Please write out the complete listing that follows, exactly as it reads.

Stored entries
================================

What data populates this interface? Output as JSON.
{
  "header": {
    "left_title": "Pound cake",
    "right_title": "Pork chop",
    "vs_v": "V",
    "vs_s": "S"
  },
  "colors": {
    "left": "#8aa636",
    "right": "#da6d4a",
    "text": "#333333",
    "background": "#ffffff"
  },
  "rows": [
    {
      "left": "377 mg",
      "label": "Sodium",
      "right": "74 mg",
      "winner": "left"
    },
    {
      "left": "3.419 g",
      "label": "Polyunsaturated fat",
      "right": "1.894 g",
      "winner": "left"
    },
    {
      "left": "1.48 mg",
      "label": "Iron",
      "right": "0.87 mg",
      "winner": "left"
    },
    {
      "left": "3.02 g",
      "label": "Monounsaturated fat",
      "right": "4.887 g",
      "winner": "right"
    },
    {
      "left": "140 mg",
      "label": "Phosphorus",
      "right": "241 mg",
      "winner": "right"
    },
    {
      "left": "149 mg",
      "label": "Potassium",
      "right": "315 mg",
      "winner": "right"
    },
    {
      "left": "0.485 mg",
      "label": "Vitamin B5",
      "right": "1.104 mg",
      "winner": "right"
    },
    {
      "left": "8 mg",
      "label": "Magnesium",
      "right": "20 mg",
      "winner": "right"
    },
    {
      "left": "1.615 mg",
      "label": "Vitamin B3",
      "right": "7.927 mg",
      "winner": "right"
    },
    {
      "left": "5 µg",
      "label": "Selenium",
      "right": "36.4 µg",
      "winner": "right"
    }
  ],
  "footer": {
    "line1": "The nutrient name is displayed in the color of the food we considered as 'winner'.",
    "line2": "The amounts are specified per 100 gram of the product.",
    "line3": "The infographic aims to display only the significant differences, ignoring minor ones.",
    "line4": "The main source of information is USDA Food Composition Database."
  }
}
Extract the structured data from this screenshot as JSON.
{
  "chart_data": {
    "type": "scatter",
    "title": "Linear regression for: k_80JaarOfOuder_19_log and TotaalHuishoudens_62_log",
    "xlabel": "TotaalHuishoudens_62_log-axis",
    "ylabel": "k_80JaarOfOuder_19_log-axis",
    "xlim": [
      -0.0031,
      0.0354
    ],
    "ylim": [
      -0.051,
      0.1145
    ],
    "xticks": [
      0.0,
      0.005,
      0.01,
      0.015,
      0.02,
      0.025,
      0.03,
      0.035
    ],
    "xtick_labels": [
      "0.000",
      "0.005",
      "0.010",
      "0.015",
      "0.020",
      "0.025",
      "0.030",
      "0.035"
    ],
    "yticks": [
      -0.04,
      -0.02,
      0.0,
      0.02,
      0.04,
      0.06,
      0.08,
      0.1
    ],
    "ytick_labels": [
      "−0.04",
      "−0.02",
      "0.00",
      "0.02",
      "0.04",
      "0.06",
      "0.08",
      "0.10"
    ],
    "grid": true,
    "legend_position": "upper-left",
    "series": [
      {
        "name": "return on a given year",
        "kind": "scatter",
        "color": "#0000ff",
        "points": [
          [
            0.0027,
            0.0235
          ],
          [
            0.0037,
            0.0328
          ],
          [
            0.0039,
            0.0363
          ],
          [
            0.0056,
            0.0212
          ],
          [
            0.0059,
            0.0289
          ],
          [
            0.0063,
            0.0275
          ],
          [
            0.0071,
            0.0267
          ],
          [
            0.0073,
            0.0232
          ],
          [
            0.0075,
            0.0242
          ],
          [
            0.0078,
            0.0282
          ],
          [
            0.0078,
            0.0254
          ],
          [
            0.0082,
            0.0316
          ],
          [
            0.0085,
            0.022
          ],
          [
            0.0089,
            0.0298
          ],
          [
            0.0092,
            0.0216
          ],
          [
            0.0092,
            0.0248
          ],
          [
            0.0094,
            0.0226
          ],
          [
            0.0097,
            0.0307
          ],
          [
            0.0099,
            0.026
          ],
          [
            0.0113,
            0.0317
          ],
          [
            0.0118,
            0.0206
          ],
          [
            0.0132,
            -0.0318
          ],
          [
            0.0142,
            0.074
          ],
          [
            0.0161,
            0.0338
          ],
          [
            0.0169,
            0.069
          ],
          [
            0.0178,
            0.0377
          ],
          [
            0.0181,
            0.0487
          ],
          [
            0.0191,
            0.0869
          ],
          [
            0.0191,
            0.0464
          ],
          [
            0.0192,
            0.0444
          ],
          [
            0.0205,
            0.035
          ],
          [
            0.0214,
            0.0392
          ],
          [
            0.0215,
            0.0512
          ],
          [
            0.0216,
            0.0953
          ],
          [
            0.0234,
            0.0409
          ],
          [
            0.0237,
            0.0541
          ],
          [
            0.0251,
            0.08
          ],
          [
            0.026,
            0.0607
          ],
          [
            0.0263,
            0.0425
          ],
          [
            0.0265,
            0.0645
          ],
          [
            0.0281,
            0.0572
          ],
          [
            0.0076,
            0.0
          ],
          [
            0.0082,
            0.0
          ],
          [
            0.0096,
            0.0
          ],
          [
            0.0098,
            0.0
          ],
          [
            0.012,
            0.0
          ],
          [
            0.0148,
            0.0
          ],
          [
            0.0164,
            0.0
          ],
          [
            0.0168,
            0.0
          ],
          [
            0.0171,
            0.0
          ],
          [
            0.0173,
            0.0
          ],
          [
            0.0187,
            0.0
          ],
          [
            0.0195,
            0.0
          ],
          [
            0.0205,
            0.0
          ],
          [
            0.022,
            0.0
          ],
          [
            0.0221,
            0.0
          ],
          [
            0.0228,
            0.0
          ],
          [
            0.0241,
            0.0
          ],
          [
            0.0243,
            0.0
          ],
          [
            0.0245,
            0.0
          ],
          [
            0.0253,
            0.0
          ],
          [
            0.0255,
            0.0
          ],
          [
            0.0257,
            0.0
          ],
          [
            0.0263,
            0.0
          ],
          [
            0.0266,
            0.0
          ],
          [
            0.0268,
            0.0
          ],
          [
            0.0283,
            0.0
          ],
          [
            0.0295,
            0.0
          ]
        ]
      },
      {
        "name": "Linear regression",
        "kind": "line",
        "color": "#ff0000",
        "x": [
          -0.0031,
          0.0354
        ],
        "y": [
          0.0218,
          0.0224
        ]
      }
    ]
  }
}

================================

- [Response to this task]
What data populates this interface? Output as JSON.
{
  "header": {
    "left_title": "Pound cake",
    "right_title": "Pork chop",
    "vs_v": "V",
    "vs_s": "S"
  },
  "colors": {
    "left": "#8aa636",
    "right": "#da6d4a",
    "text": "#333333",
    "background": "#ffffff"
  },
  "rows": [
    {
      "left": "377 mg",
      "label": "Sodium",
      "right": "74 mg",
      "winner": "left"
    },
    {
      "left": "3.419 g",
      "label": "Polyunsaturated fat",
      "right": "1.894 g",
      "winner": "left"
    },
    {
      "left": "1.48 mg",
      "label": "Iron",
      "right": "0.87 mg",
      "winner": "left"
    },
    {
      "left": "3.02 g",
      "label": "Monounsaturated fat",
      "right": "4.887 g",
      "winner": "right"
    },
    {
      "left": "140 mg",
      "label": "Phosphorus",
      "right": "241 mg",
      "winner": "right"
    },
    {
      "left": "149 mg",
      "label": "Potassium",
      "right": "315 mg",
      "winner": "right"
    },
    {
      "left": "0.485 mg",
      "label": "Vitamin B5",
      "right": "1.104 mg",
      "winner": "right"
    },
    {
      "left": "8 mg",
      "label": "Magnesium",
      "right": "20 mg",
      "winner": "right"
    },
    {
      "left": "1.615 mg",
      "label": "Vitamin B3",
      "right": "7.927 mg",
      "winner": "right"
    },
    {
      "left": "5 µg",
      "label": "Selenium",
      "right": "36.4 µg",
      "winner": "right"
    }
  ],
  "footer": {
    "line1": "The nutrient name is displayed in the color of the food we considered as 'winner'.",
    "line2": "The amounts are specified per 100 gram of the product.",
    "line3": "The infographic aims to display only the significant differences, ignoring minor ones.",
    "line4": "The main source of information is USDA Food Composition Database."
  }
}
Extract the structured data from this screenshot as JSON.
{
  "chart_data": {
    "type": "scatter",
    "title": "Linear regression for: k_80JaarOfOuder_19_log and TotaalHuishoudens_62_log",
    "xlabel": "TotaalHuishoudens_62_log-axis",
    "ylabel": "k_80JaarOfOuder_19_log-axis",
    "xlim": [
      -0.0031,
      0.0354
    ],
    "ylim": [
      -0.051,
      0.1145
    ],
    "xticks": [
      0.0,
      0.005,
      0.01,
      0.015,
      0.02,
      0.025,
      0.03,
      0.035
    ],
    "xtick_labels": [
      "0.000",
      "0.005",
      "0.010",
      "0.015",
      "0.020",
      "0.025",
      "0.030",
      "0.035"
    ],
    "yticks": [
      -0.04,
      -0.02,
      0.0,
      0.02,
      0.04,
      0.06,
      0.08,
      0.1
    ],
    "ytick_labels": [
      "−0.04",
      "−0.02",
      "0.00",
      "0.02",
      "0.04",
      "0.06",
      "0.08",
      "0.10"
    ],
    "grid": true,
    "legend_position": "upper-left",
    "series": [
      {
        "name": "return on a given year",
        "kind": "scatter",
        "color": "#0000ff",
        "points": [
          [
            0.0027,
            0.0235
          ],
          [
            0.0037,
            0.0328
          ],
          [
            0.0039,
            0.0363
          ],
          [
            0.0056,
            0.0212
          ],
          [
            0.0059,
            0.0289
          ],
          [
            0.0063,
            0.0275
          ],
          [
            0.0071,
            0.0267
          ],
          [
            0.0073,
            0.0232
          ],
          [
            0.0075,
            0.0242
          ],
          [
            0.0078,
            0.0282
          ],
          [
            0.0078,
            0.0254
          ],
          [
            0.0082,
            0.0316
          ],
          [
            0.0085,
            0.022
          ],
          [
            0.0089,
            0.0298
          ],
          [
            0.0092,
            0.0216
          ],
          [
            0.0092,
            0.0248
          ],
          [
            0.0094,
            0.0226
          ],
          [
            0.0097,
            0.0307
          ],
          [
            0.0099,
            0.026
          ],
          [
            0.0113,
            0.0317
          ],
          [
            0.0118,
            0.0206
          ],
          [
            0.0132,
            -0.0318
          ],
          [
            0.0142,
            0.074
          ],
          [
            0.0161,
            0.0338
          ],
          [
            0.0169,
            0.069
          ],
          [
            0.0178,
            0.0377
          ],
          [
            0.0181,
            0.0487
          ],
          [
            0.0191,
            0.0869
          ],
          [
            0.0191,
            0.0464
          ],
          [
            0.0192,
            0.0444
          ],
          [
            0.0205,
            0.035
          ],
          [
            0.0214,
            0.0392
          ],
          [
            0.0215,
            0.0512
          ],
          [
            0.0216,
            0.0953
          ],
          [
            0.0234,
            0.0409
          ],
          [
            0.0237,
            0.0541
          ],
          [
            0.0251,
            0.08
          ],
          [
            0.026,
            0.0607
          ],
          [
            0.0263,
            0.0425
          ],
          [
            0.0265,
            0.0645
          ],
          [
            0.0281,
            0.0572
          ],
          [
            0.0076,
            0.0
          ],
          [
            0.0082,
            0.0
          ],
          [
            0.0096,
            0.0
          ],
          [
            0.0098,
            0.0
          ],
          [
            0.012,
            0.0
          ],
          [
            0.0148,
            0.0
          ],
          [
            0.0164,
            0.0
          ],
          [
            0.0168,
            0.0
          ],
          [
            0.0171,
            0.0
          ],
          [
            0.0173,
            0.0
          ],
          [
            0.0187,
            0.0
          ],
          [
            0.0195,
            0.0
          ],
          [
            0.0205,
            0.0
          ],
          [
            0.022,
            0.0
          ],
          [
            0.0221,
            0.0
          ],
          [
            0.0228,
            0.0
          ],
          [
            0.0241,
            0.0
          ],
          [
            0.0243,
            0.0
          ],
          [
            0.0245,
            0.0
          ],
          [
            0.0253,
            0.0
          ],
          [
            0.0255,
            0.0
          ],
          [
            0.0257,
            0.0
          ],
          [
            0.0263,
            0.0
          ],
          [
            0.0266,
            0.0
          ],
          [
            0.0268,
            0.0
          ],
          [
            0.0283,
            0.0
          ],
          [
            0.0295,
            0.0
          ]
        ]
      },
      {
        "name": "Linear regression",
        "kind": "line",
        "color": "#ff0000",
        "x": [
          -0.0031,
          0.0354
        ],
        "y": [
          0.0218,
          0.0224
        ]
      }
    ]
  }
}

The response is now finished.